— START OF EXTRACTED INFORMATION —

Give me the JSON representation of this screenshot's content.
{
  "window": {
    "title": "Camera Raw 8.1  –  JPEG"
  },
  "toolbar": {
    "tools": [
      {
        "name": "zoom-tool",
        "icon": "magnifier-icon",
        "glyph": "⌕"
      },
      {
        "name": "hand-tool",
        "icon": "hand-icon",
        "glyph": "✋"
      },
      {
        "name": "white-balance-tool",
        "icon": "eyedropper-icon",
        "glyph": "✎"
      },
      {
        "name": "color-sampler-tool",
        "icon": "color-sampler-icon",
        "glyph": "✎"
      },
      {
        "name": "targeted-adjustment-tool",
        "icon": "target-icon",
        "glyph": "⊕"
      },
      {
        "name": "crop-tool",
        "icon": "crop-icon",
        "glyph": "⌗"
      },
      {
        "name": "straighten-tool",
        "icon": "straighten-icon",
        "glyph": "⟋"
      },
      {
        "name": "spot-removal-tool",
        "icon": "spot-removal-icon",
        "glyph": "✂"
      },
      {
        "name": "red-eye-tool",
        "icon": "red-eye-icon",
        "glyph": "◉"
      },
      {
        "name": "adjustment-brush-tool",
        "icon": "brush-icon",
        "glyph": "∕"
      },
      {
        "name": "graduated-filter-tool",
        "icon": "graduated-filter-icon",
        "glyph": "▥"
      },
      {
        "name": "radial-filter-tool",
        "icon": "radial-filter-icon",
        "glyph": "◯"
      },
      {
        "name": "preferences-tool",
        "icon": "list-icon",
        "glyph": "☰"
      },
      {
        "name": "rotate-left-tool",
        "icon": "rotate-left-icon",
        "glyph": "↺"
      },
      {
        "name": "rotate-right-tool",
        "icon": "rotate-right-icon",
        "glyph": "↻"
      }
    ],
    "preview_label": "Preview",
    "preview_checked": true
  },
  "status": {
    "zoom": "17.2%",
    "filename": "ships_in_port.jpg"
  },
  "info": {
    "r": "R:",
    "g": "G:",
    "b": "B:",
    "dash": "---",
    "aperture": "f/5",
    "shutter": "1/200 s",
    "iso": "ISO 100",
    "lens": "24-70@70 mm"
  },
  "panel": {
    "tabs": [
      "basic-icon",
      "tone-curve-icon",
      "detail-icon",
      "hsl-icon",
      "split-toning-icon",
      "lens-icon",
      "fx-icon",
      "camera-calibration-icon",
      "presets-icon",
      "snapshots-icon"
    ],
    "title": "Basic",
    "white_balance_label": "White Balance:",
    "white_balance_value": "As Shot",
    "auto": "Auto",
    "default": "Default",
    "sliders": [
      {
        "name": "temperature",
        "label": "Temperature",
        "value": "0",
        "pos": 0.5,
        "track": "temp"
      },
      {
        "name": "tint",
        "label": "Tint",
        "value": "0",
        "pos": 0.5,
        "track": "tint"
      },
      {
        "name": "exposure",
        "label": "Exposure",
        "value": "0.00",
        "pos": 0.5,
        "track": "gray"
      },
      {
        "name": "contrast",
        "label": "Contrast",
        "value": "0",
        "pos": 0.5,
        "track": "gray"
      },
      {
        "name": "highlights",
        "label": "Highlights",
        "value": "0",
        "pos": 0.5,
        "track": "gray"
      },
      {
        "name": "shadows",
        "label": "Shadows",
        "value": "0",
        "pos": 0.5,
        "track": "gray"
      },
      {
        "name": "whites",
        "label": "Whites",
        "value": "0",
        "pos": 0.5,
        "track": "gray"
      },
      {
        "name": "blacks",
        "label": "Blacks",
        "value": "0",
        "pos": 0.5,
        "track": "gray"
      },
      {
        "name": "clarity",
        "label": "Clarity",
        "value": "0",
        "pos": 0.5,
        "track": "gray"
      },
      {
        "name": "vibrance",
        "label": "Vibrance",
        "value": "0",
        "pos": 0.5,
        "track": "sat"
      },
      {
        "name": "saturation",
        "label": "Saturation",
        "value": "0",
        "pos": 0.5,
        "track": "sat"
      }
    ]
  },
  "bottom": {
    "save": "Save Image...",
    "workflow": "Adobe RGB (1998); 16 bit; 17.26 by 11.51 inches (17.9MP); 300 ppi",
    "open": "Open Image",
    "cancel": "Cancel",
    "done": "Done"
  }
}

— END OF EXTRACTED INFORMATION —

_SHORT EXERCISE_: Pick out the lines that have the word "right". Copy them all.

_WORKED ANSWER_:
        "name": "rotate-right-tool",
        "icon": "rotate-right-icon",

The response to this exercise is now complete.